Work to complete:
Images embedded in the records are excluded; print everything else exactly as given.

Records for processing:
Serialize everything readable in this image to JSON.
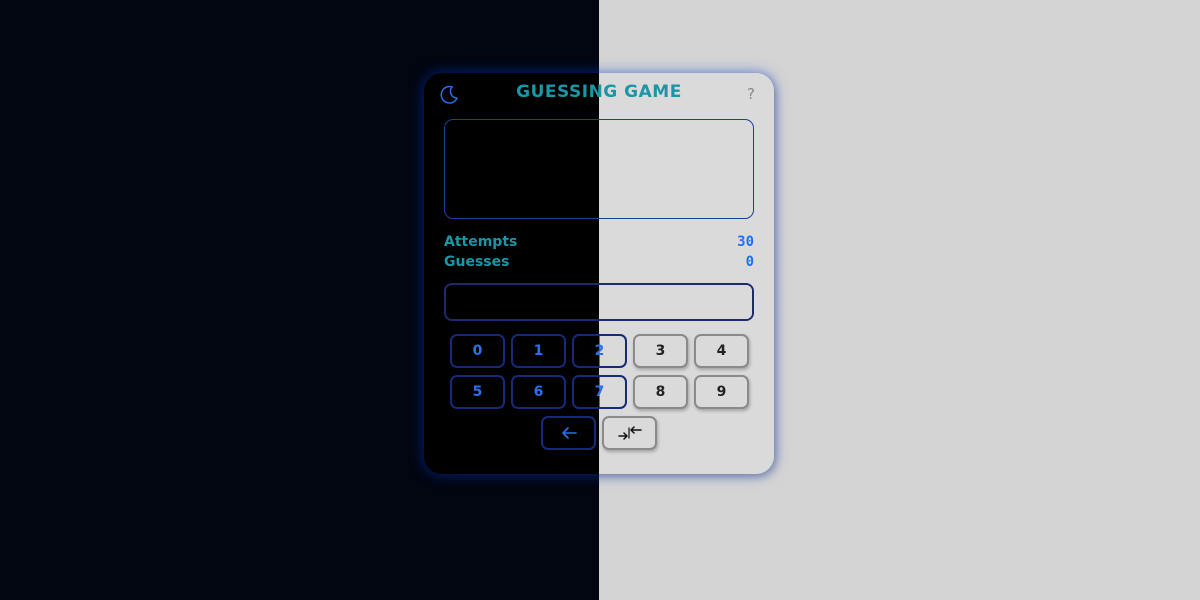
{
  "title": "GUESSING GAME",
  "help_label": "?",
  "stats": [
    {
      "label": "Attempts",
      "value": "30"
    },
    {
      "label": "Guesses",
      "value": "0"
    }
  ],
  "input": {
    "value": "",
    "placeholder": ""
  },
  "display_text": "",
  "keys": [
    "0",
    "1",
    "2",
    "3",
    "4",
    "5",
    "6",
    "7",
    "8",
    "9"
  ],
  "actions": {
    "backspace_icon": "arrow-left-icon",
    "submit_icon": "arrows-converge-icon"
  },
  "theme_icon": "moon-icon",
  "colors": {
    "accent_teal": "#1a96a6",
    "accent_blue": "#1e6fff",
    "dark_bg": "#020611",
    "light_bg": "#d4d4d4",
    "card_dark": "#000000",
    "card_light": "#dadada"
  }
}
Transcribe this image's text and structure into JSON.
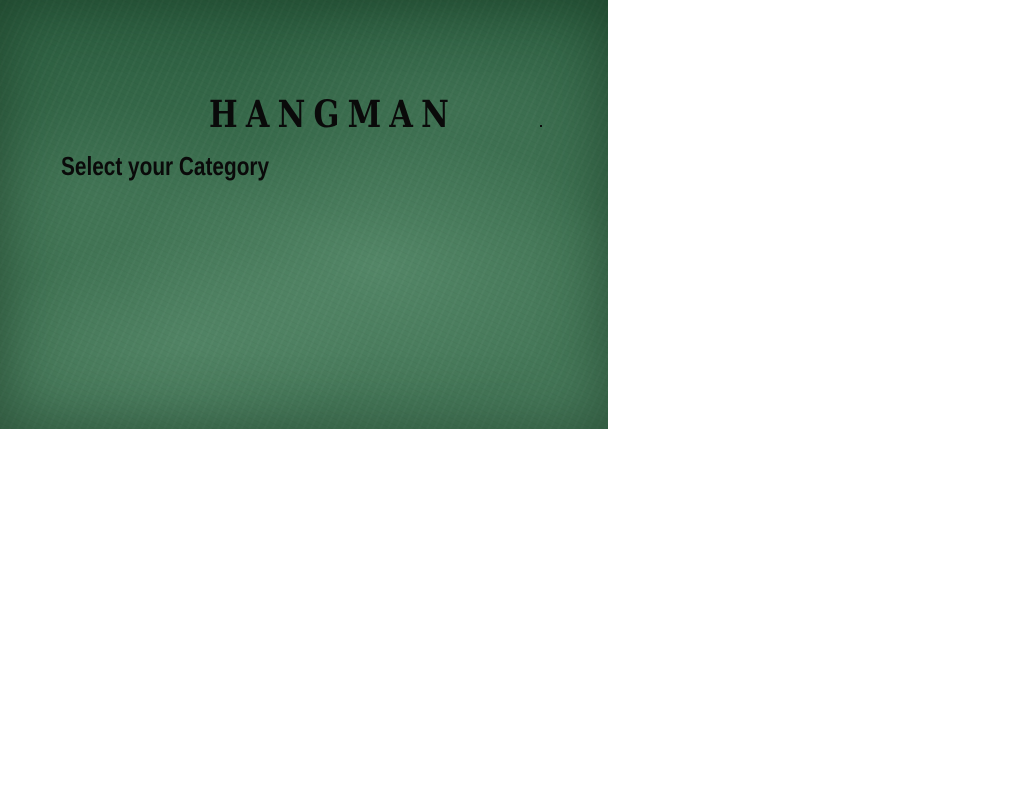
{
  "game": {
    "title": "HANGMAN",
    "prompt": "Select your Category"
  },
  "colors": {
    "board": "#3a6b4c",
    "text": "#0a0a0a",
    "page_background": "#ffffff"
  }
}
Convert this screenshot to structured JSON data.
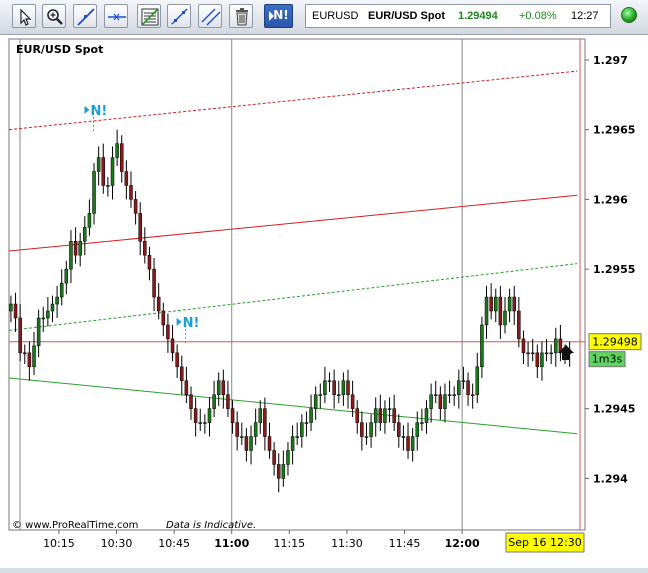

Solution for this task:
Serialize everything readable in this image to JSON.
{
  "title": "GUESSING GAME",
  "help_label": "?",
  "stats": [
    {
      "label": "Attempts",
      "value": "30"
    },
    {
      "label": "Guesses",
      "value": "0"
    }
  ],
  "input": {
    "value": "",
    "placeholder": ""
  },
  "display_text": "",
  "keys": [
    "0",
    "1",
    "2",
    "3",
    "4",
    "5",
    "6",
    "7",
    "8",
    "9"
  ],
  "actions": {
    "backspace_icon": "arrow-left-icon",
    "submit_icon": "arrows-converge-icon"
  },
  "theme_icon": "moon-icon",
  "colors": {
    "accent_teal": "#1a96a6",
    "accent_blue": "#1e6fff",
    "dark_bg": "#020611",
    "light_bg": "#d4d4d4",
    "card_dark": "#000000",
    "card_light": "#dadada"
  }
}
Transcribe this image's text and structure into JSON.
{
  "game": {
    "title": "HANGMAN",
    "prompt": "Select your Category"
  },
  "colors": {
    "board": "#3a6b4c",
    "text": "#0a0a0a",
    "page_background": "#ffffff"
  }
}
Convert this screenshot to structured JSON data.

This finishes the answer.